---- Supplied records

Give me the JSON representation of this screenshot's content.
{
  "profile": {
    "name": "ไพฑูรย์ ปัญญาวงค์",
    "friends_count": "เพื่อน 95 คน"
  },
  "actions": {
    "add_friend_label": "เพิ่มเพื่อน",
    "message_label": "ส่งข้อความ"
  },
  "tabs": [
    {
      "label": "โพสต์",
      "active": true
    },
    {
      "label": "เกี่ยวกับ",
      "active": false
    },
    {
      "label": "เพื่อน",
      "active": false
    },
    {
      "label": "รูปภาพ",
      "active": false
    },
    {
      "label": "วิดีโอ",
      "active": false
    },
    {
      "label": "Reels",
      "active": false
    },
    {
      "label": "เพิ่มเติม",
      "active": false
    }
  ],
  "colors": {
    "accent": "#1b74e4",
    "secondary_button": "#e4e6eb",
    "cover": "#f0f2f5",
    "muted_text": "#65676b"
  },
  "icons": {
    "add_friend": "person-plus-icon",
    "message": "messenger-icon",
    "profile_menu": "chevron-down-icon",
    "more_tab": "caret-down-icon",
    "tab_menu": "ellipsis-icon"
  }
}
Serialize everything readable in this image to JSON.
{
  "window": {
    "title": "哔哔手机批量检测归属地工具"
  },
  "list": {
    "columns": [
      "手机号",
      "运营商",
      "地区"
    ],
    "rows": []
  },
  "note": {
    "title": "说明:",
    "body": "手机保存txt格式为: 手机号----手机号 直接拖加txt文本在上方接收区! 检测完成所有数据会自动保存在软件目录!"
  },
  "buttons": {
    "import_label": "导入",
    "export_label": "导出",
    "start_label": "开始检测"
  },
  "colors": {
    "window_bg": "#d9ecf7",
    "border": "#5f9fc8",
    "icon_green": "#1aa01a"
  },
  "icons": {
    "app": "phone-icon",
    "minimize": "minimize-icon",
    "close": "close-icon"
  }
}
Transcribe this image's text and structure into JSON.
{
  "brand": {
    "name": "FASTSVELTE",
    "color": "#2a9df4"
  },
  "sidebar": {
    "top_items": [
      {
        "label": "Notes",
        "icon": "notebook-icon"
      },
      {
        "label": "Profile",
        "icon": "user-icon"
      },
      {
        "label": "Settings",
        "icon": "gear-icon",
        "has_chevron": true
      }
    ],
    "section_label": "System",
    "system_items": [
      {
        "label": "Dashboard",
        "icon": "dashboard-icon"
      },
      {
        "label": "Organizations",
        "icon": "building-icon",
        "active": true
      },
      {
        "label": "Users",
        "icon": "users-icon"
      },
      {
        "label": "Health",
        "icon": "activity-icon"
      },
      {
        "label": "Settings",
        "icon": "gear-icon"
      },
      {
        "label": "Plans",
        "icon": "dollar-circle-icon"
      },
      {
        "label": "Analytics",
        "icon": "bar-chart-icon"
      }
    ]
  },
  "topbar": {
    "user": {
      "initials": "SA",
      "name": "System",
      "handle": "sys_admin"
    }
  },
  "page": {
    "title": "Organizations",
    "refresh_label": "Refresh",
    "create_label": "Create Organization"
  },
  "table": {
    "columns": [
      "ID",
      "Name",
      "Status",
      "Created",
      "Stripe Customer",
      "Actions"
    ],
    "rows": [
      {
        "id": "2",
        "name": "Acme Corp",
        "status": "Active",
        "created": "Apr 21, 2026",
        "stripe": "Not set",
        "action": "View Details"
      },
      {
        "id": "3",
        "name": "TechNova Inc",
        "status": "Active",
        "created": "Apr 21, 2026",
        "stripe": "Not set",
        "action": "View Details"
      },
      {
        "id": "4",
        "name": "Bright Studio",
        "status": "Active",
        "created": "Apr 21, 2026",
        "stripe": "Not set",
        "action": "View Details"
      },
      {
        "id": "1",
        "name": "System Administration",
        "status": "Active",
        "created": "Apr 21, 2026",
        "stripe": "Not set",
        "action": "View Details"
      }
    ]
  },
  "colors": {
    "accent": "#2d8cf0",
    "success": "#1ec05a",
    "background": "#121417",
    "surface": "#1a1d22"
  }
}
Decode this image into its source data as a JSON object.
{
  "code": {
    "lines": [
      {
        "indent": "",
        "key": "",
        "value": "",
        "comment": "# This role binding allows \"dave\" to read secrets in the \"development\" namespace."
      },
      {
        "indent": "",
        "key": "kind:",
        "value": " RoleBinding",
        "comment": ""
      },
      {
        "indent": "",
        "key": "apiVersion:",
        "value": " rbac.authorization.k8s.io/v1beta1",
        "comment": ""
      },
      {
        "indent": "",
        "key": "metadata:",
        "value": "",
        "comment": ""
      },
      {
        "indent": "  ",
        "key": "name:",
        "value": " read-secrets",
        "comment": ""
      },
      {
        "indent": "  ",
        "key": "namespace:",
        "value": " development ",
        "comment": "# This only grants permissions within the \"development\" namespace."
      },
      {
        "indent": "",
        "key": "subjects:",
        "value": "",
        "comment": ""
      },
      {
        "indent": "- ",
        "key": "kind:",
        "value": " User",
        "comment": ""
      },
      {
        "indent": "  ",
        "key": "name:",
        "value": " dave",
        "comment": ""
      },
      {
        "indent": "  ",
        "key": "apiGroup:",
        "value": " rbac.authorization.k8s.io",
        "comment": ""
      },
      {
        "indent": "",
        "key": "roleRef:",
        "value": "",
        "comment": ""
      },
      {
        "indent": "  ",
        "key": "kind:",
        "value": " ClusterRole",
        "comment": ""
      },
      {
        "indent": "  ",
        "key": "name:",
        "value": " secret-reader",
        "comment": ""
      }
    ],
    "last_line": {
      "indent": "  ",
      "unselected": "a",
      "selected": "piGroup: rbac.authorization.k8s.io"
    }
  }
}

--------

Task requirements
Using the material above, print every entry exactly as written.

Solved problem
Give me the JSON representation of this screenshot's content.
{
  "profile": {
    "name": "ไพฑูรย์ ปัญญาวงค์",
    "friends_count": "เพื่อน 95 คน"
  },
  "actions": {
    "add_friend_label": "เพิ่มเพื่อน",
    "message_label": "ส่งข้อความ"
  },
  "tabs": [
    {
      "label": "โพสต์",
      "active": true
    },
    {
      "label": "เกี่ยวกับ",
      "active": false
    },
    {
      "label": "เพื่อน",
      "active": false
    },
    {
      "label": "รูปภาพ",
      "active": false
    },
    {
      "label": "วิดีโอ",
      "active": false
    },
    {
      "label": "Reels",
      "active": false
    },
    {
      "label": "เพิ่มเติม",
      "active": false
    }
  ],
  "colors": {
    "accent": "#1b74e4",
    "secondary_button": "#e4e6eb",
    "cover": "#f0f2f5",
    "muted_text": "#65676b"
  },
  "icons": {
    "add_friend": "person-plus-icon",
    "message": "messenger-icon",
    "profile_menu": "chevron-down-icon",
    "more_tab": "caret-down-icon",
    "tab_menu": "ellipsis-icon"
  }
}
Serialize everything readable in this image to JSON.
{
  "window": {
    "title": "哔哔手机批量检测归属地工具"
  },
  "list": {
    "columns": [
      "手机号",
      "运营商",
      "地区"
    ],
    "rows": []
  },
  "note": {
    "title": "说明:",
    "body": "手机保存txt格式为: 手机号----手机号 直接拖加txt文本在上方接收区! 检测完成所有数据会自动保存在软件目录!"
  },
  "buttons": {
    "import_label": "导入",
    "export_label": "导出",
    "start_label": "开始检测"
  },
  "colors": {
    "window_bg": "#d9ecf7",
    "border": "#5f9fc8",
    "icon_green": "#1aa01a"
  },
  "icons": {
    "app": "phone-icon",
    "minimize": "minimize-icon",
    "close": "close-icon"
  }
}
Transcribe this image's text and structure into JSON.
{
  "brand": {
    "name": "FASTSVELTE",
    "color": "#2a9df4"
  },
  "sidebar": {
    "top_items": [
      {
        "label": "Notes",
        "icon": "notebook-icon"
      },
      {
        "label": "Profile",
        "icon": "user-icon"
      },
      {
        "label": "Settings",
        "icon": "gear-icon",
        "has_chevron": true
      }
    ],
    "section_label": "System",
    "system_items": [
      {
        "label": "Dashboard",
        "icon": "dashboard-icon"
      },
      {
        "label": "Organizations",
        "icon": "building-icon",
        "active": true
      },
      {
        "label": "Users",
        "icon": "users-icon"
      },
      {
        "label": "Health",
        "icon": "activity-icon"
      },
      {
        "label": "Settings",
        "icon": "gear-icon"
      },
      {
        "label": "Plans",
        "icon": "dollar-circle-icon"
      },
      {
        "label": "Analytics",
        "icon": "bar-chart-icon"
      }
    ]
  },
  "topbar": {
    "user": {
      "initials": "SA",
      "name": "System",
      "handle": "sys_admin"
    }
  },
  "page": {
    "title": "Organizations",
    "refresh_label": "Refresh",
    "create_label": "Create Organization"
  },
  "table": {
    "columns": [
      "ID",
      "Name",
      "Status",
      "Created",
      "Stripe Customer",
      "Actions"
    ],
    "rows": [
      {
        "id": "2",
        "name": "Acme Corp",
        "status": "Active",
        "created": "Apr 21, 2026",
        "stripe": "Not set",
        "action": "View Details"
      },
      {
        "id": "3",
        "name": "TechNova Inc",
        "status": "Active",
        "created": "Apr 21, 2026",
        "stripe": "Not set",
        "action": "View Details"
      },
      {
        "id": "4",
        "name": "Bright Studio",
        "status": "Active",
        "created": "Apr 21, 2026",
        "stripe": "Not set",
        "action": "View Details"
      },
      {
        "id": "1",
        "name": "System Administration",
        "status": "Active",
        "created": "Apr 21, 2026",
        "stripe": "Not set",
        "action": "View Details"
      }
    ]
  },
  "colors": {
    "accent": "#2d8cf0",
    "success": "#1ec05a",
    "background": "#121417",
    "surface": "#1a1d22"
  }
}
Decode this image into its source data as a JSON object.
{
  "code": {
    "lines": [
      {
        "indent": "",
        "key": "",
        "value": "",
        "comment": "# This role binding allows \"dave\" to read secrets in the \"development\" namespace."
      },
      {
        "indent": "",
        "key": "kind:",
        "value": " RoleBinding",
        "comment": ""
      },
      {
        "indent": "",
        "key": "apiVersion:",
        "value": " rbac.authorization.k8s.io/v1beta1",
        "comment": ""
      },
      {
        "indent": "",
        "key": "metadata:",
        "value": "",
        "comment": ""
      },
      {
        "indent": "  ",
        "key": "name:",
        "value": " read-secrets",
        "comment": ""
      },
      {
        "indent": "  ",
        "key": "namespace:",
        "value": " development ",
        "comment": "# This only grants permissions within the \"development\" namespace."
      },
      {
        "indent": "",
        "key": "subjects:",
        "value": "",
        "comment": ""
      },
      {
        "indent": "- ",
        "key": "kind:",
        "value": " User",
        "comment": ""
      },
      {
        "indent": "  ",
        "key": "name:",
        "value": " dave",
        "comment": ""
      },
      {
        "indent": "  ",
        "key": "apiGroup:",
        "value": " rbac.authorization.k8s.io",
        "comment": ""
      },
      {
        "indent": "",
        "key": "roleRef:",
        "value": "",
        "comment": ""
      },
      {
        "indent": "  ",
        "key": "kind:",
        "value": " ClusterRole",
        "comment": ""
      },
      {
        "indent": "  ",
        "key": "name:",
        "value": " secret-reader",
        "comment": ""
      }
    ],
    "last_line": {
      "indent": "  ",
      "unselected": "a",
      "selected": "piGroup: rbac.authorization.k8s.io"
    }
  }
}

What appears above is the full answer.